- Opening Delimiter -
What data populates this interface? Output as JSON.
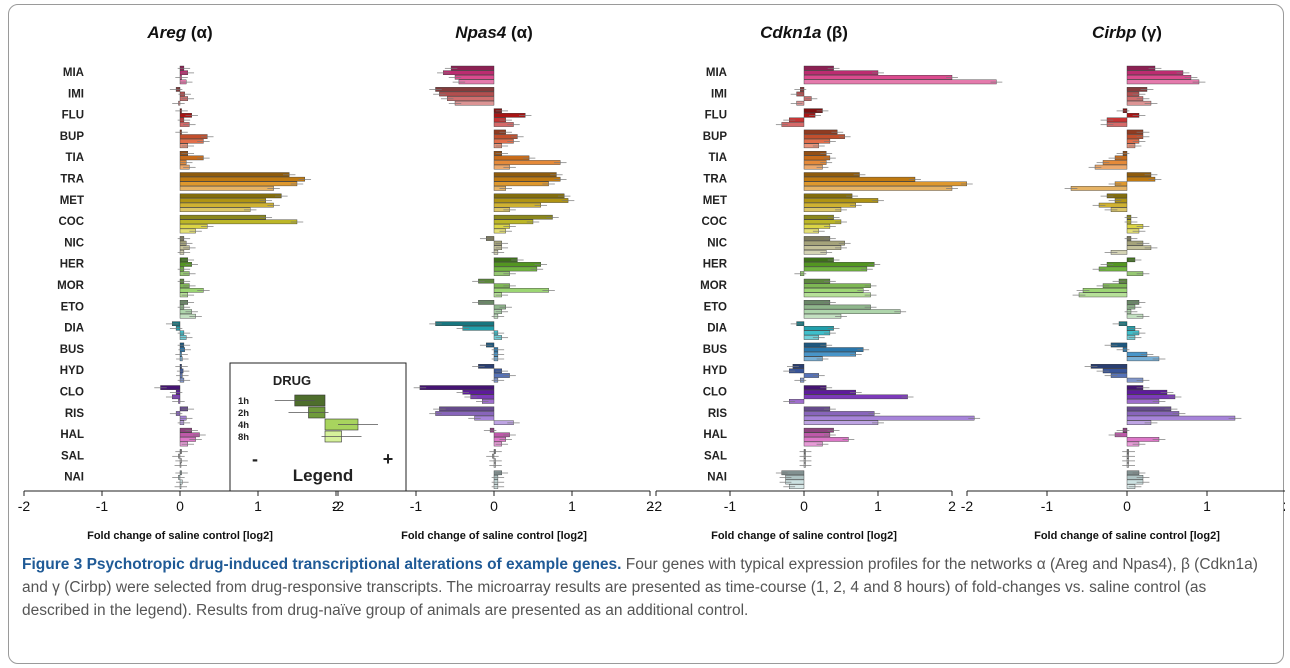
{
  "caption": {
    "title": "Figure 3 Psychotropic drug-induced transcriptional alterations of example genes.",
    "text": "Four genes with typical expression profiles for the networks α (Areg and Npas4), β (Cdkn1a) and γ (Cirbp) were selected from drug-responsive transcripts. The microarray results are presented as time-course (1, 2, 4 and 8 hours) of fold-changes vs. saline control (as described in the legend). Results from drug-naïve group of animals are presented as an additional control."
  },
  "legend": {
    "title": "DRUG",
    "timepoints": [
      "1h",
      "2h",
      "4h",
      "8h"
    ],
    "minus": "-",
    "plus": "+",
    "label": "Legend",
    "example_values": [
      -0.55,
      -0.3,
      0.6,
      0.3
    ],
    "colors": [
      "#4e6e2c",
      "#6f9a3a",
      "#a8d45e",
      "#d5f19a"
    ]
  },
  "chart_data": {
    "type": "bar",
    "orientation": "horizontal",
    "xlabel": "Fold change of saline control [log2]",
    "xlim": [
      -2,
      2
    ],
    "xticks": [
      "-2",
      "-1",
      "0",
      "1",
      "2"
    ],
    "timepoints": [
      "1h",
      "2h",
      "4h",
      "8h"
    ],
    "categories": [
      "MIA",
      "IMI",
      "FLU",
      "BUP",
      "TIA",
      "TRA",
      "MET",
      "COC",
      "NIC",
      "HER",
      "MOR",
      "ETO",
      "DIA",
      "BUS",
      "HYD",
      "CLO",
      "RIS",
      "HAL",
      "SAL",
      "NAI"
    ],
    "category_colors": [
      "#d6327f",
      "#c95a5a",
      "#c01818",
      "#dd5a33",
      "#e27a1e",
      "#d98a12",
      "#c8a816",
      "#d6cf2c",
      "#bcb98c",
      "#5eaa26",
      "#8fd060",
      "#a3cf9f",
      "#25b6c4",
      "#2f86c2",
      "#3f5fae",
      "#6a1fb0",
      "#9b73d4",
      "#d865c0",
      "#bbbbbb",
      "#c6dede"
    ],
    "panels": [
      {
        "gene": "Areg",
        "network": "(α)",
        "values": [
          [
            0.05,
            0.1,
            0.02,
            0.08
          ],
          [
            -0.05,
            0.06,
            0.1,
            -0.02
          ],
          [
            0.02,
            0.15,
            0.05,
            0.12
          ],
          [
            0.02,
            0.35,
            0.3,
            0.1
          ],
          [
            0.1,
            0.3,
            0.08,
            0.12
          ],
          [
            1.4,
            1.6,
            1.5,
            1.2
          ],
          [
            1.3,
            1.1,
            1.2,
            0.9
          ],
          [
            1.1,
            1.5,
            0.35,
            0.2
          ],
          [
            0.05,
            0.08,
            0.12,
            0.05
          ],
          [
            0.1,
            0.15,
            0.05,
            0.12
          ],
          [
            0.05,
            0.12,
            0.3,
            0.1
          ],
          [
            0.1,
            0.05,
            0.15,
            0.2
          ],
          [
            -0.1,
            -0.05,
            0.05,
            0.08
          ],
          [
            0.05,
            0.06,
            0.02,
            0.03
          ],
          [
            0.02,
            0.04,
            0.03,
            0.05
          ],
          [
            -0.25,
            -0.05,
            -0.1,
            -0.02
          ],
          [
            0.1,
            -0.05,
            0.08,
            0.05
          ],
          [
            0.15,
            0.25,
            0.2,
            0.1
          ],
          [
            0.02,
            -0.02,
            0.02,
            0.01
          ],
          [
            0.02,
            -0.02,
            0.03,
            0.01
          ]
        ]
      },
      {
        "gene": "Npas4",
        "network": "(α)",
        "values": [
          [
            -0.55,
            -0.65,
            -0.5,
            -0.45
          ],
          [
            -0.75,
            -0.7,
            -0.6,
            -0.5
          ],
          [
            0.1,
            0.4,
            0.15,
            0.25
          ],
          [
            0.15,
            0.3,
            0.25,
            0.1
          ],
          [
            0.1,
            0.45,
            0.85,
            0.2
          ],
          [
            0.8,
            0.85,
            0.7,
            0.15
          ],
          [
            0.9,
            0.95,
            0.6,
            0.2
          ],
          [
            0.75,
            0.5,
            0.2,
            0.15
          ],
          [
            -0.1,
            0.1,
            0.1,
            0.05
          ],
          [
            0.3,
            0.6,
            0.55,
            0.2
          ],
          [
            -0.2,
            0.2,
            0.7,
            0.1
          ],
          [
            -0.2,
            0.15,
            0.1,
            0.05
          ],
          [
            -0.75,
            -0.4,
            0.05,
            0.1
          ],
          [
            -0.1,
            0.05,
            0.05,
            0.05
          ],
          [
            -0.2,
            0.1,
            0.2,
            0.05
          ],
          [
            -0.95,
            -0.4,
            -0.3,
            -0.15
          ],
          [
            -0.7,
            -0.75,
            -0.25,
            0.25
          ],
          [
            -0.05,
            0.2,
            0.15,
            0.1
          ],
          [
            0.02,
            -0.02,
            0.02,
            0.02
          ],
          [
            0.1,
            0.05,
            0.05,
            0.05
          ]
        ]
      },
      {
        "gene": "Cdkn1a",
        "network": "(β)",
        "values": [
          [
            0.4,
            1.0,
            2.0,
            2.6
          ],
          [
            -0.05,
            -0.1,
            0.1,
            -0.1
          ],
          [
            0.25,
            0.15,
            -0.2,
            -0.3
          ],
          [
            0.45,
            0.55,
            0.35,
            0.2
          ],
          [
            0.3,
            0.35,
            0.3,
            0.25
          ],
          [
            0.75,
            1.5,
            2.2,
            2.0
          ],
          [
            0.65,
            1.0,
            0.7,
            0.5
          ],
          [
            0.4,
            0.5,
            0.35,
            0.2
          ],
          [
            0.35,
            0.55,
            0.5,
            0.3
          ],
          [
            0.4,
            0.95,
            0.85,
            -0.05
          ],
          [
            0.35,
            0.9,
            0.8,
            0.9
          ],
          [
            0.35,
            0.9,
            1.3,
            0.5
          ],
          [
            -0.1,
            0.4,
            0.35,
            0.2
          ],
          [
            0.3,
            0.8,
            0.7,
            0.25
          ],
          [
            -0.15,
            -0.2,
            0.2,
            -0.05
          ],
          [
            0.3,
            0.7,
            1.4,
            -0.2
          ],
          [
            0.35,
            0.95,
            2.3,
            1.0
          ],
          [
            0.4,
            0.35,
            0.6,
            0.25
          ],
          [
            0.02,
            0.02,
            0.02,
            0.02
          ],
          [
            -0.3,
            -0.25,
            -0.25,
            -0.2
          ]
        ]
      },
      {
        "gene": "Cirbp",
        "network": "(γ)",
        "values": [
          [
            0.35,
            0.7,
            0.8,
            0.9
          ],
          [
            0.25,
            0.15,
            0.2,
            0.3
          ],
          [
            -0.05,
            0.15,
            -0.25,
            -0.25
          ],
          [
            0.2,
            0.2,
            0.15,
            0.1
          ],
          [
            -0.05,
            -0.15,
            -0.3,
            -0.4
          ],
          [
            0.3,
            0.35,
            -0.15,
            -0.7
          ],
          [
            -0.25,
            -0.15,
            -0.35,
            -0.2
          ],
          [
            0.05,
            0.05,
            0.2,
            0.15
          ],
          [
            0.05,
            0.2,
            0.3,
            -0.2
          ],
          [
            0.1,
            -0.25,
            -0.35,
            0.2
          ],
          [
            -0.1,
            -0.3,
            -0.55,
            -0.6
          ],
          [
            0.15,
            0.1,
            0.05,
            0.2
          ],
          [
            -0.1,
            0.1,
            0.15,
            0.1
          ],
          [
            -0.2,
            -0.05,
            0.25,
            0.4
          ],
          [
            -0.45,
            -0.3,
            -0.2,
            0.2
          ],
          [
            0.2,
            0.5,
            0.6,
            0.4
          ],
          [
            0.55,
            0.65,
            1.35,
            0.3
          ],
          [
            -0.05,
            -0.15,
            0.4,
            0.15
          ],
          [
            0.02,
            0.02,
            0.02,
            0.02
          ],
          [
            0.15,
            0.2,
            0.2,
            0.1
          ]
        ]
      }
    ]
  }
}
- Closing Delimiter -
> _Task statement_: Scan the material above for the string "saline" and return the lines that hold it.

> _Task solution_:
    "text": "Four genes with typical expression profiles for the networks α (Areg and Npas4), β (Cdkn1a) and γ (Cirbp) were selected from drug-responsive transcripts. The microarray results are presented as time-course (1, 2, 4 and 8 hours) of fold-changes vs. saline control (as described in the legend). Results from drug-naïve group of animals are presented as an additional control."
    "xlabel": "Fold change of saline control [log2]",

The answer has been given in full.